◆ Job ◆
Quote the listing below in its entirety.

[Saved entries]
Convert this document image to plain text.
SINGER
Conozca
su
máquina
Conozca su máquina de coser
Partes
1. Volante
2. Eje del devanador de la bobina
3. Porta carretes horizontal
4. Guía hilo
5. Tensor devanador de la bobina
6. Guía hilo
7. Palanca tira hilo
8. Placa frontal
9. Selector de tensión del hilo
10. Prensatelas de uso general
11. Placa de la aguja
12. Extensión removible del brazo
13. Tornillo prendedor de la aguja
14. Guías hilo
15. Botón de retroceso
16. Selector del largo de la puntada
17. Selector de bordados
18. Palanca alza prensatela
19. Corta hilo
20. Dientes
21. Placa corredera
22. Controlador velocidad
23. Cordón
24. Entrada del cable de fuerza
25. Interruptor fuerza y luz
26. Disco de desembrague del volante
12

◆ Exercise response ◆
Convert this document image to plain text.
SINGER
Conozca
su
máquina
Conozca su máquina de coser
Partes
1. Volante
2. Eje del devanador de la bobina
3. Porta carretes horizontal
4. Guía hilo
5. Tensor devanador de la bobina
6. Guía hilo
7. Palanca tira hilo
8. Placa frontal
9. Selector de tensión del hilo
10. Prensatelas de uso general
11. Placa de la aguja
12. Extensión removible del brazo
13. Tornillo prendedor de la aguja
14. Guías hilo
15. Botón de retroceso
16. Selector del largo de la puntada
17. Selector de bordados
18. Palanca alza prensatela
19. Corta hilo
20. Dientes
21. Placa corredera
22. Controlador velocidad
23. Cordón
24. Entrada del cable de fuerza
25. Interruptor fuerza y luz
26. Disco de desembrague del volante
12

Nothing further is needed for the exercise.